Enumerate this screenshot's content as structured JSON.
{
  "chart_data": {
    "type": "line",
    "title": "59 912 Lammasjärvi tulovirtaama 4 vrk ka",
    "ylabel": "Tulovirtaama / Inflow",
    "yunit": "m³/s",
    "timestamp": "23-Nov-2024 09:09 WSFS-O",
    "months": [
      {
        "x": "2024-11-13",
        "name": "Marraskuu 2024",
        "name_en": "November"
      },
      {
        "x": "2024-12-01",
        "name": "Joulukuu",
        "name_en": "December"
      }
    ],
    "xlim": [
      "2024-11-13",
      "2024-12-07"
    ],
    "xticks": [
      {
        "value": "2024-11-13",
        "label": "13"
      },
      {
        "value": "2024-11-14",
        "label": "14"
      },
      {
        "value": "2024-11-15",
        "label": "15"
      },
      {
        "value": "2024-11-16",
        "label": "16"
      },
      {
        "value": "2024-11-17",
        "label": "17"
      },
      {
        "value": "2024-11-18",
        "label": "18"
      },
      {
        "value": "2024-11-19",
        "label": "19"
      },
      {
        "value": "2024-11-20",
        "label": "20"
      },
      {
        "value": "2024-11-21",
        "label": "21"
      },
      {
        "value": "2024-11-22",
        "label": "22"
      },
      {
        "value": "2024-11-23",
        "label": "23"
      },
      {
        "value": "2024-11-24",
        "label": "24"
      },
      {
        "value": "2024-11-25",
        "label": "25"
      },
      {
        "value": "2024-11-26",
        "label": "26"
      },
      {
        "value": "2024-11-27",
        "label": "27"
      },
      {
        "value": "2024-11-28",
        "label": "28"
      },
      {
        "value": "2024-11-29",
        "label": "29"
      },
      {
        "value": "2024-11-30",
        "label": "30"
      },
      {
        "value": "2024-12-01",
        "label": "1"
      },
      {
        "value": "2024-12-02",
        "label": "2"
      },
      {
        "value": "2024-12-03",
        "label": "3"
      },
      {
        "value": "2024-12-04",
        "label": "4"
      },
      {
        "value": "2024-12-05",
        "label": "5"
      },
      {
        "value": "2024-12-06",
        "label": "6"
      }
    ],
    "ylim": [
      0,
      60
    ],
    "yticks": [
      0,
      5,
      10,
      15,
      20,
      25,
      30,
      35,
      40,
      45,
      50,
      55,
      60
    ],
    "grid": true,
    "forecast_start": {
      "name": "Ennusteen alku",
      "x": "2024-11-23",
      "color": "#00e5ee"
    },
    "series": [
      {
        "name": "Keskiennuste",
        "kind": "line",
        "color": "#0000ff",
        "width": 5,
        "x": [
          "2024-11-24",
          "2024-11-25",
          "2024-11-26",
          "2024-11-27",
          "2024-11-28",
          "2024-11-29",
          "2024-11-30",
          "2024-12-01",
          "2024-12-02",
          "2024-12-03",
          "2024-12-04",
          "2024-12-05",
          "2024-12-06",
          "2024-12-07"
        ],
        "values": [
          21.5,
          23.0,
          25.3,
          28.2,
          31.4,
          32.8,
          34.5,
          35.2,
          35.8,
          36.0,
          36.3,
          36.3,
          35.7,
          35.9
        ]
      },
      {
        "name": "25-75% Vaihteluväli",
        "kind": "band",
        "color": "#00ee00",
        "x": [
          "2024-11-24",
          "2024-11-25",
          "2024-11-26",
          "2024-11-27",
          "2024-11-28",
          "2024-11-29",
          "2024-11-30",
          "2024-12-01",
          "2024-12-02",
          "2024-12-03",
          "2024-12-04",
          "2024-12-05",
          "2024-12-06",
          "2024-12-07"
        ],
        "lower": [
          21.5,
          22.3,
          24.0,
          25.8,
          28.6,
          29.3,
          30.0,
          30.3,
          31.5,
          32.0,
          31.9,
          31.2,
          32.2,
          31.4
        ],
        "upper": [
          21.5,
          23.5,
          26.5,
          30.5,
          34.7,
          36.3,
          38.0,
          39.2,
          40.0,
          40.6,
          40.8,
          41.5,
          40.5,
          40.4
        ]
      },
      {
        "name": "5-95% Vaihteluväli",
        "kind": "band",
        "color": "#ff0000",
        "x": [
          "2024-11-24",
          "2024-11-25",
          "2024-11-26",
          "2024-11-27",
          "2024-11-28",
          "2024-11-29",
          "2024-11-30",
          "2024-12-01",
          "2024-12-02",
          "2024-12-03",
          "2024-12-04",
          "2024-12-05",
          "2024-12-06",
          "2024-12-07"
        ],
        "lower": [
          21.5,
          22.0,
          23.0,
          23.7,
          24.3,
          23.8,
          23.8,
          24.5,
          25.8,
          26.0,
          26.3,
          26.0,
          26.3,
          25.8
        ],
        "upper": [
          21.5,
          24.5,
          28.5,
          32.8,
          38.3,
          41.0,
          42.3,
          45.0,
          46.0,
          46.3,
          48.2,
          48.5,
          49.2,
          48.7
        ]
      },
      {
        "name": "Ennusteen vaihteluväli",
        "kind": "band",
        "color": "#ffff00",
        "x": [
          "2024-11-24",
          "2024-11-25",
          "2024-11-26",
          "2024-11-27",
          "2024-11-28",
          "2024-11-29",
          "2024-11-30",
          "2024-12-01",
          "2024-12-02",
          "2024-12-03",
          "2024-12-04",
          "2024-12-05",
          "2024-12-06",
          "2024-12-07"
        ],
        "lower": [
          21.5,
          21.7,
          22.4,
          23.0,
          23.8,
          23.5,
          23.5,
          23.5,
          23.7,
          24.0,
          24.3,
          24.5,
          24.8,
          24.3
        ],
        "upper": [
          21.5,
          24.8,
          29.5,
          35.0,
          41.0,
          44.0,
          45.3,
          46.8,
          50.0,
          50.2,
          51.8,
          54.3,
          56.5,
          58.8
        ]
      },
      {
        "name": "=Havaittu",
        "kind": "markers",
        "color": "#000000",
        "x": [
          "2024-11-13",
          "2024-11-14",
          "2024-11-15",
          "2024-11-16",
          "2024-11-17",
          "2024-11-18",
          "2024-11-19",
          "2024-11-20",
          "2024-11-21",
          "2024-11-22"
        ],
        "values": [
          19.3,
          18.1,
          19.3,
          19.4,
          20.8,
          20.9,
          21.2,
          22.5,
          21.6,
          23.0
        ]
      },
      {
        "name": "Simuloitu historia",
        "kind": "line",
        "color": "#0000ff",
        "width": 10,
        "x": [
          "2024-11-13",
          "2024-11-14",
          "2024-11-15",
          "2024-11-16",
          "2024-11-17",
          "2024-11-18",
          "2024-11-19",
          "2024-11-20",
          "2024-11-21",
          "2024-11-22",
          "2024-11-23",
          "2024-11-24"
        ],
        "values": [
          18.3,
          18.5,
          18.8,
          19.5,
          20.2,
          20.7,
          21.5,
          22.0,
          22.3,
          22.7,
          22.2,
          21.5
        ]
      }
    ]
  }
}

Required work :: Count the lines that hold the string "color" and state that number alone.

Task response :: 7